** Start Available records **

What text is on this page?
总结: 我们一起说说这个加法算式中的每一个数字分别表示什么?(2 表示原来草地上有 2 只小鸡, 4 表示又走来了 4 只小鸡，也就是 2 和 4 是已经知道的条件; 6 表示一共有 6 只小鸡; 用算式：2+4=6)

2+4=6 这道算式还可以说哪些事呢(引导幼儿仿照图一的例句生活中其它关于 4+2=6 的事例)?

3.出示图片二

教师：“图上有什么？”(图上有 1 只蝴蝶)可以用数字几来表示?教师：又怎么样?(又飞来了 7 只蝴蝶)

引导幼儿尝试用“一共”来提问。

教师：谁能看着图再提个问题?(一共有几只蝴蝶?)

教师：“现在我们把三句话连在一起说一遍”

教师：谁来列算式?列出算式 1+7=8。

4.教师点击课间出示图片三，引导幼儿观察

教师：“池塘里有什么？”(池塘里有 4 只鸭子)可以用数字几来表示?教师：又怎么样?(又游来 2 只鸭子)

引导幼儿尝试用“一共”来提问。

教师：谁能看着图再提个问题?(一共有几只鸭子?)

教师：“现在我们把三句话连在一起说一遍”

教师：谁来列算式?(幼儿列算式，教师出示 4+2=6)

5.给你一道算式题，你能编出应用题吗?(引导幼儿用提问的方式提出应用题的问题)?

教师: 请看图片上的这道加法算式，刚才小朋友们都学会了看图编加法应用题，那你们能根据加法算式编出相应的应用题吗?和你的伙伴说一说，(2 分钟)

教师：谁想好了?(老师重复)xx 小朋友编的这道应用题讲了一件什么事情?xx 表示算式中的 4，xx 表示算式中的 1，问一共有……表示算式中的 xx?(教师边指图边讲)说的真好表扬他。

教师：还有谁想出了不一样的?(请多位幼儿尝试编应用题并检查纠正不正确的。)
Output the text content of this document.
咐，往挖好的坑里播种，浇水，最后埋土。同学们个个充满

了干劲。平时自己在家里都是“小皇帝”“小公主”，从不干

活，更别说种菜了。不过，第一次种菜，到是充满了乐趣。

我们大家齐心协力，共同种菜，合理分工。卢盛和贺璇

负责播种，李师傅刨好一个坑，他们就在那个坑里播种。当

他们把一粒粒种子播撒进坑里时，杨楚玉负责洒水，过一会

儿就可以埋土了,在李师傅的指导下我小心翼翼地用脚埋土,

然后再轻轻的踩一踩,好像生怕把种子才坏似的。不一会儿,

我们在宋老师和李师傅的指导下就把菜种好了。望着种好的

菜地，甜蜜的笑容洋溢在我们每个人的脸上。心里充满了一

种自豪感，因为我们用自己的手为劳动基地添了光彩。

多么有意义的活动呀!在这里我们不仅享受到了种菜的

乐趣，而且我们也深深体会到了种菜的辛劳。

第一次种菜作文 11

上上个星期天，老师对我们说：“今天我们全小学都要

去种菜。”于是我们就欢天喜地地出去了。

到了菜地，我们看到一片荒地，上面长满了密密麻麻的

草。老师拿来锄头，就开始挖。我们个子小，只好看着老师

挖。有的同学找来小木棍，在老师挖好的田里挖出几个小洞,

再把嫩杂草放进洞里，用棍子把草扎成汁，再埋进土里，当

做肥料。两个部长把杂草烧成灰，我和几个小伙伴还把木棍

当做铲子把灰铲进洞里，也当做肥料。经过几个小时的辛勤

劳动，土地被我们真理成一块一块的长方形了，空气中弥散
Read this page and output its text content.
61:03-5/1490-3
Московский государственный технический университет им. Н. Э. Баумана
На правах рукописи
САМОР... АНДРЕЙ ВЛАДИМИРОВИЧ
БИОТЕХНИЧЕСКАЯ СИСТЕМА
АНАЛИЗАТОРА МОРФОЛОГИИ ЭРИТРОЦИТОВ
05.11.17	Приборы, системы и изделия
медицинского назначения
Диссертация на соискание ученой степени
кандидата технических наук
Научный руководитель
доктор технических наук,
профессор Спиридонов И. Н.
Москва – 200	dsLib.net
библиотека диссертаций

** End Available records **

Written problem
Reproduce the listing shown above in its entirety, exactly.

Finished exercise
What text is on this page?
总结: 我们一起说说这个加法算式中的每一个数字分别表示什么?(2 表示原来草地上有 2 只小鸡, 4 表示又走来了 4 只小鸡，也就是 2 和 4 是已经知道的条件; 6 表示一共有 6 只小鸡; 用算式：2+4=6)

2+4=6 这道算式还可以说哪些事呢(引导幼儿仿照图一的例句生活中其它关于 4+2=6 的事例)?

3.出示图片二

教师：“图上有什么？”(图上有 1 只蝴蝶)可以用数字几来表示?教师：又怎么样?(又飞来了 7 只蝴蝶)

引导幼儿尝试用“一共”来提问。

教师：谁能看着图再提个问题?(一共有几只蝴蝶?)

教师：“现在我们把三句话连在一起说一遍”

教师：谁来列算式?列出算式 1+7=8。

4.教师点击课间出示图片三，引导幼儿观察

教师：“池塘里有什么？”(池塘里有 4 只鸭子)可以用数字几来表示?教师：又怎么样?(又游来 2 只鸭子)

引导幼儿尝试用“一共”来提问。

教师：谁能看着图再提个问题?(一共有几只鸭子?)

教师：“现在我们把三句话连在一起说一遍”

教师：谁来列算式?(幼儿列算式，教师出示 4+2=6)

5.给你一道算式题，你能编出应用题吗?(引导幼儿用提问的方式提出应用题的问题)?

教师: 请看图片上的这道加法算式，刚才小朋友们都学会了看图编加法应用题，那你们能根据加法算式编出相应的应用题吗?和你的伙伴说一说，(2 分钟)

教师：谁想好了?(老师重复)xx 小朋友编的这道应用题讲了一件什么事情?xx 表示算式中的 4，xx 表示算式中的 1，问一共有……表示算式中的 xx?(教师边指图边讲)说的真好表扬他。

教师：还有谁想出了不一样的?(请多位幼儿尝试编应用题并检查纠正不正确的。)
Output the text content of this document.
咐，往挖好的坑里播种，浇水，最后埋土。同学们个个充满

了干劲。平时自己在家里都是“小皇帝”“小公主”，从不干

活，更别说种菜了。不过，第一次种菜，到是充满了乐趣。

我们大家齐心协力，共同种菜，合理分工。卢盛和贺璇

负责播种，李师傅刨好一个坑，他们就在那个坑里播种。当

他们把一粒粒种子播撒进坑里时，杨楚玉负责洒水，过一会

儿就可以埋土了,在李师傅的指导下我小心翼翼地用脚埋土,

然后再轻轻的踩一踩,好像生怕把种子才坏似的。不一会儿,

我们在宋老师和李师傅的指导下就把菜种好了。望着种好的

菜地，甜蜜的笑容洋溢在我们每个人的脸上。心里充满了一

种自豪感，因为我们用自己的手为劳动基地添了光彩。

多么有意义的活动呀!在这里我们不仅享受到了种菜的

乐趣，而且我们也深深体会到了种菜的辛劳。

第一次种菜作文 11

上上个星期天，老师对我们说：“今天我们全小学都要

去种菜。”于是我们就欢天喜地地出去了。

到了菜地，我们看到一片荒地，上面长满了密密麻麻的

草。老师拿来锄头，就开始挖。我们个子小，只好看着老师

挖。有的同学找来小木棍，在老师挖好的田里挖出几个小洞,

再把嫩杂草放进洞里，用棍子把草扎成汁，再埋进土里，当

做肥料。两个部长把杂草烧成灰，我和几个小伙伴还把木棍

当做铲子把灰铲进洞里，也当做肥料。经过几个小时的辛勤

劳动，土地被我们真理成一块一块的长方形了，空气中弥散
Read this page and output its text content.
61:03-5/1490-3
Московский государственный технический университет им. Н. Э. Баумана
На правах рукописи
САМОР... АНДРЕЙ ВЛАДИМИРОВИЧ
БИОТЕХНИЧЕСКАЯ СИСТЕМА
АНАЛИЗАТОРА МОРФОЛОГИИ ЭРИТРОЦИТОВ
05.11.17	Приборы, системы и изделия
медицинского назначения
Диссертация на соискание ученой степени
кандидата технических наук
Научный руководитель
доктор технических наук,
профессор Спиридонов И. Н.
Москва – 200	dsLib.net
библиотека диссертаций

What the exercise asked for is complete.